— GOAL —
Find and return each line containing "Compare".

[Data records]
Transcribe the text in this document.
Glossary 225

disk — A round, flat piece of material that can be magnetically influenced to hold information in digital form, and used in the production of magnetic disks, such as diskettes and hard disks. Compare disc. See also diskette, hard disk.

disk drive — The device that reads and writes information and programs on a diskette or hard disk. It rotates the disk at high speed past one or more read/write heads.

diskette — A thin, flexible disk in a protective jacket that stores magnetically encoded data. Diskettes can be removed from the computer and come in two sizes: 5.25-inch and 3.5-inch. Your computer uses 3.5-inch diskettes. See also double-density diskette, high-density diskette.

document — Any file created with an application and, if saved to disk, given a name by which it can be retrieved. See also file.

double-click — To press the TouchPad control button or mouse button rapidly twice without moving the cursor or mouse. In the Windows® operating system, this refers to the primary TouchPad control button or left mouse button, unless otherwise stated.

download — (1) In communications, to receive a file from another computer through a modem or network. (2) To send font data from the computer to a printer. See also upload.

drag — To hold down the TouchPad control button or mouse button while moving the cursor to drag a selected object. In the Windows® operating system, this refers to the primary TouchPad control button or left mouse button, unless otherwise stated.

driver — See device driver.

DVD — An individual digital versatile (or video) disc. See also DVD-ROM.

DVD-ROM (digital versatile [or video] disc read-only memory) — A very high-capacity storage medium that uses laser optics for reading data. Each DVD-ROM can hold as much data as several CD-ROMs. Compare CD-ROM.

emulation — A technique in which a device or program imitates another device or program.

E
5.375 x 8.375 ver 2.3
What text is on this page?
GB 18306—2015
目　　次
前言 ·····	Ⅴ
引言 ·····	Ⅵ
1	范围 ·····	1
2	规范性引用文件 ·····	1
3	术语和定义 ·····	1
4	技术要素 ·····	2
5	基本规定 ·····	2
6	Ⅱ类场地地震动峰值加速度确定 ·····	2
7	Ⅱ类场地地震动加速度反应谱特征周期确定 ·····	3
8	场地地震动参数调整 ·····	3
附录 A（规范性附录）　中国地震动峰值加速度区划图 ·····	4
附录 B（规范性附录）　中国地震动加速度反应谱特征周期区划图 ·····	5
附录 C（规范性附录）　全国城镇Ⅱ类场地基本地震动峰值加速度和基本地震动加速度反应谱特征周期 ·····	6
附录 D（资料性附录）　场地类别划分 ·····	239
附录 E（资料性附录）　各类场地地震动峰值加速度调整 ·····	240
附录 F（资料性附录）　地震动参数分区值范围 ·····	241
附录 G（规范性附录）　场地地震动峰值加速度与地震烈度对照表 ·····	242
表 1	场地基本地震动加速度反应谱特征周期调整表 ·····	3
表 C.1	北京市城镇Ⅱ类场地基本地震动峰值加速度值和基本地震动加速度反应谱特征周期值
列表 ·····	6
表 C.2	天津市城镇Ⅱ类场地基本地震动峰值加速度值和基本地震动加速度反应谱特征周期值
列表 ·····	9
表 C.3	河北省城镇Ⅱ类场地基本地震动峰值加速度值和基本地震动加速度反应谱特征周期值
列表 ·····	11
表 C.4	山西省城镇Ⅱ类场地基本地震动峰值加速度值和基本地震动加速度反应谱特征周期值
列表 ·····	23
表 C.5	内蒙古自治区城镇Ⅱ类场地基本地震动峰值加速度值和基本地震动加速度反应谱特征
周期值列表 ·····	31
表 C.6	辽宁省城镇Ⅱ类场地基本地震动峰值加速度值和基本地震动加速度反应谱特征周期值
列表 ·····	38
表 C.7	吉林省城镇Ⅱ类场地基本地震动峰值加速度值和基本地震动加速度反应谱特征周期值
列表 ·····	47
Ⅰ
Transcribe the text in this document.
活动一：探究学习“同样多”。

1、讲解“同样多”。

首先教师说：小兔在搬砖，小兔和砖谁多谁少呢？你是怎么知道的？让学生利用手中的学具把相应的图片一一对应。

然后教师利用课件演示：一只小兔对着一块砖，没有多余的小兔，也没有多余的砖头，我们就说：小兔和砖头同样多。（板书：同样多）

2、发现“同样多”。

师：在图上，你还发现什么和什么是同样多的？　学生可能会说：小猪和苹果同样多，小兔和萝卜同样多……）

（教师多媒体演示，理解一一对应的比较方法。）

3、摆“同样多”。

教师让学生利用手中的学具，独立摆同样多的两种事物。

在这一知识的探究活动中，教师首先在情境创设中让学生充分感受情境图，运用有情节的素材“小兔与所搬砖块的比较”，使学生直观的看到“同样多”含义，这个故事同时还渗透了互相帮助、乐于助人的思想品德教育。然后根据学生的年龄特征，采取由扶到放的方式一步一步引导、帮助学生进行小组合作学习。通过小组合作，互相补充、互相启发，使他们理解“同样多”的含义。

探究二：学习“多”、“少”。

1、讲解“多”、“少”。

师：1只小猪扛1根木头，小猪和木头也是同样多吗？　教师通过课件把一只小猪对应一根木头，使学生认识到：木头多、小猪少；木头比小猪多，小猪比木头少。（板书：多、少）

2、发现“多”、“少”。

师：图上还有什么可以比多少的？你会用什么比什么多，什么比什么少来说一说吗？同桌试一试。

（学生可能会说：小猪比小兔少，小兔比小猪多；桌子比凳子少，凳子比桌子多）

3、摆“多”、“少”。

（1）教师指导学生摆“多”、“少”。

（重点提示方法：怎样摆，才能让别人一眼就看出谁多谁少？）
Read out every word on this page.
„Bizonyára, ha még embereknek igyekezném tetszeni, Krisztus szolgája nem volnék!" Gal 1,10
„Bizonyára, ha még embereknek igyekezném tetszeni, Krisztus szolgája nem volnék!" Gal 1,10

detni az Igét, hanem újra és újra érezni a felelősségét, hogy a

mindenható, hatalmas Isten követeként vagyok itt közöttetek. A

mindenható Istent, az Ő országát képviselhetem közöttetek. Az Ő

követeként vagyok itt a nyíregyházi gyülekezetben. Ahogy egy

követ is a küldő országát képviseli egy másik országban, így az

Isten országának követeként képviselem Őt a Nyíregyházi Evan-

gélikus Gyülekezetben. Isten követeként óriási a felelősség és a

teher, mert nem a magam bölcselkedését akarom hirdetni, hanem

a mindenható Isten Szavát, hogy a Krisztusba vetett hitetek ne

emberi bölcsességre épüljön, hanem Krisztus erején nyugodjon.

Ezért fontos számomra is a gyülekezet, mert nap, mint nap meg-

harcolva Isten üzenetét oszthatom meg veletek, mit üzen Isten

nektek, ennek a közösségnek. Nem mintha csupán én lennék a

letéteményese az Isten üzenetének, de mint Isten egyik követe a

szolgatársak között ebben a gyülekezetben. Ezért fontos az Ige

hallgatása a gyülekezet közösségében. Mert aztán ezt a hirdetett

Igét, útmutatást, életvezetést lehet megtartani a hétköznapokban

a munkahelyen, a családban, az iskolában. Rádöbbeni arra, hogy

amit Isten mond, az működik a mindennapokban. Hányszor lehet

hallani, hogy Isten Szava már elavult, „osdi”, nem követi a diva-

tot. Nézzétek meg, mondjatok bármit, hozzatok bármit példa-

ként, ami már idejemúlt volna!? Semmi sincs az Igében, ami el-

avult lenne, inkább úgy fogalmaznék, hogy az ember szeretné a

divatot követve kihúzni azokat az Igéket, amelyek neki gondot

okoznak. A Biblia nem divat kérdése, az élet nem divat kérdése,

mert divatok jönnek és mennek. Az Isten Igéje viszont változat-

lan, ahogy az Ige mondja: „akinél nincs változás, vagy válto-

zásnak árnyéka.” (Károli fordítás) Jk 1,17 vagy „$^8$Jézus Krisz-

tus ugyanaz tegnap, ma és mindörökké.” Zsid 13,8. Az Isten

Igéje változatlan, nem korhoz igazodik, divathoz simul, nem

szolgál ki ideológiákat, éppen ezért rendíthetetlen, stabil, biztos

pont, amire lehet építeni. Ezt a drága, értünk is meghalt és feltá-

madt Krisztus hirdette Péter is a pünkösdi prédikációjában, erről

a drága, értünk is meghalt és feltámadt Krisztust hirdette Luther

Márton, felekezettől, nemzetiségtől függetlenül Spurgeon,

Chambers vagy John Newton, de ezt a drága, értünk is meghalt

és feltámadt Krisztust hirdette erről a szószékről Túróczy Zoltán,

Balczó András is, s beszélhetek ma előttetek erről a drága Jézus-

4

— WRITTEN SOLUTION —
disk — A round, flat piece of material that can be magnetically influenced to hold information in digital form, and used in the production of magnetic disks, such as diskettes and hard disks. Compare disc. See also diskette, hard disk.
DVD-ROM (digital versatile [or video] disc read-only memory) — A very high-capacity storage medium that uses laser optics for reading data. Each DVD-ROM can hold as much data as several CD-ROMs. Compare CD-ROM.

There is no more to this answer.